>> Begin Records shown

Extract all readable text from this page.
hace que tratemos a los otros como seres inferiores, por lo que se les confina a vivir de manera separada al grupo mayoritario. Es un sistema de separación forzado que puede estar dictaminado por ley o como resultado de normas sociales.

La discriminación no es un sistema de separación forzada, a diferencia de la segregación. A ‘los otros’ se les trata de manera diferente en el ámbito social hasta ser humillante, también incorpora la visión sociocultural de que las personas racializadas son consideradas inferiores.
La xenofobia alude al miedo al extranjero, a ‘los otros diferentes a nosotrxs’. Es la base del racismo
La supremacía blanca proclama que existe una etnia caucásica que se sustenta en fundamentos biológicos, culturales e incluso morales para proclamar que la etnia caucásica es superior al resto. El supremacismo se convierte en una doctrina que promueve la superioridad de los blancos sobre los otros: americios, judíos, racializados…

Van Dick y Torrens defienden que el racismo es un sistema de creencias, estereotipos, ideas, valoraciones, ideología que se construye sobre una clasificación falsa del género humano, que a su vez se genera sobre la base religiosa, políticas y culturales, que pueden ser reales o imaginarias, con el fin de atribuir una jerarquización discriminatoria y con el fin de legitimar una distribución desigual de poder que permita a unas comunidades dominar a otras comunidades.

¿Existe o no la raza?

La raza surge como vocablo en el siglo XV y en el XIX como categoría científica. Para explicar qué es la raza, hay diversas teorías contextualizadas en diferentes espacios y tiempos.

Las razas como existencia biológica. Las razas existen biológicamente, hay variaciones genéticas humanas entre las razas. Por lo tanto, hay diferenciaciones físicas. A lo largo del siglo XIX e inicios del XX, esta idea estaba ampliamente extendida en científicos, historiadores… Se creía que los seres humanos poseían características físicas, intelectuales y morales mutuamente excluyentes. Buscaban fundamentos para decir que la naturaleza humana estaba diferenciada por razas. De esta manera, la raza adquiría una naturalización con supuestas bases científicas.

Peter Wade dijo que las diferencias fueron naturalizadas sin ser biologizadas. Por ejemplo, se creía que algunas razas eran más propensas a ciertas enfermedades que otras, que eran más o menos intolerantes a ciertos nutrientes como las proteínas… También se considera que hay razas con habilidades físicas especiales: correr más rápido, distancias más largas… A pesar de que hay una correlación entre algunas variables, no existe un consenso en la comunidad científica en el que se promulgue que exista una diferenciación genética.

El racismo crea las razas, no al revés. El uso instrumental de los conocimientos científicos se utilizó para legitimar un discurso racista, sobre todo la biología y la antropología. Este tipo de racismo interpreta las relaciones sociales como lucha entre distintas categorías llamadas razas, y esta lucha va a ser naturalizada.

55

>> End Records shown

### Written task
Print the records once more, exactly as they were given.

### Solution for this problem
Extract all readable text from this page.
hace que tratemos a los otros como seres inferiores, por lo que se les confina a vivir de manera separada al grupo mayoritario. Es un sistema de separación forzado que puede estar dictaminado por ley o como resultado de normas sociales.

La discriminación no es un sistema de separación forzada, a diferencia de la segregación. A ‘los otros’ se les trata de manera diferente en el ámbito social hasta ser humillante, también incorpora la visión sociocultural de que las personas racializadas son consideradas inferiores.
La xenofobia alude al miedo al extranjero, a ‘los otros diferentes a nosotrxs’. Es la base del racismo
La supremacía blanca proclama que existe una etnia caucásica que se sustenta en fundamentos biológicos, culturales e incluso morales para proclamar que la etnia caucásica es superior al resto. El supremacismo se convierte en una doctrina que promueve la superioridad de los blancos sobre los otros: americios, judíos, racializados…

Van Dick y Torrens defienden que el racismo es un sistema de creencias, estereotipos, ideas, valoraciones, ideología que se construye sobre una clasificación falsa del género humano, que a su vez se genera sobre la base religiosa, políticas y culturales, que pueden ser reales o imaginarias, con el fin de atribuir una jerarquización discriminatoria y con el fin de legitimar una distribución desigual de poder que permita a unas comunidades dominar a otras comunidades.

¿Existe o no la raza?

La raza surge como vocablo en el siglo XV y en el XIX como categoría científica. Para explicar qué es la raza, hay diversas teorías contextualizadas en diferentes espacios y tiempos.

Las razas como existencia biológica. Las razas existen biológicamente, hay variaciones genéticas humanas entre las razas. Por lo tanto, hay diferenciaciones físicas. A lo largo del siglo XIX e inicios del XX, esta idea estaba ampliamente extendida en científicos, historiadores… Se creía que los seres humanos poseían características físicas, intelectuales y morales mutuamente excluyentes. Buscaban fundamentos para decir que la naturaleza humana estaba diferenciada por razas. De esta manera, la raza adquiría una naturalización con supuestas bases científicas.

Peter Wade dijo que las diferencias fueron naturalizadas sin ser biologizadas. Por ejemplo, se creía que algunas razas eran más propensas a ciertas enfermedades que otras, que eran más o menos intolerantes a ciertos nutrientes como las proteínas… También se considera que hay razas con habilidades físicas especiales: correr más rápido, distancias más largas… A pesar de que hay una correlación entre algunas variables, no existe un consenso en la comunidad científica en el que se promulgue que exista una diferenciación genética.

El racismo crea las razas, no al revés. El uso instrumental de los conocimientos científicos se utilizó para legitimar un discurso racista, sobre todo la biología y la antropología. Este tipo de racismo interpreta las relaciones sociales como lucha entre distintas categorías llamadas razas, y esta lucha va a ser naturalizada.

55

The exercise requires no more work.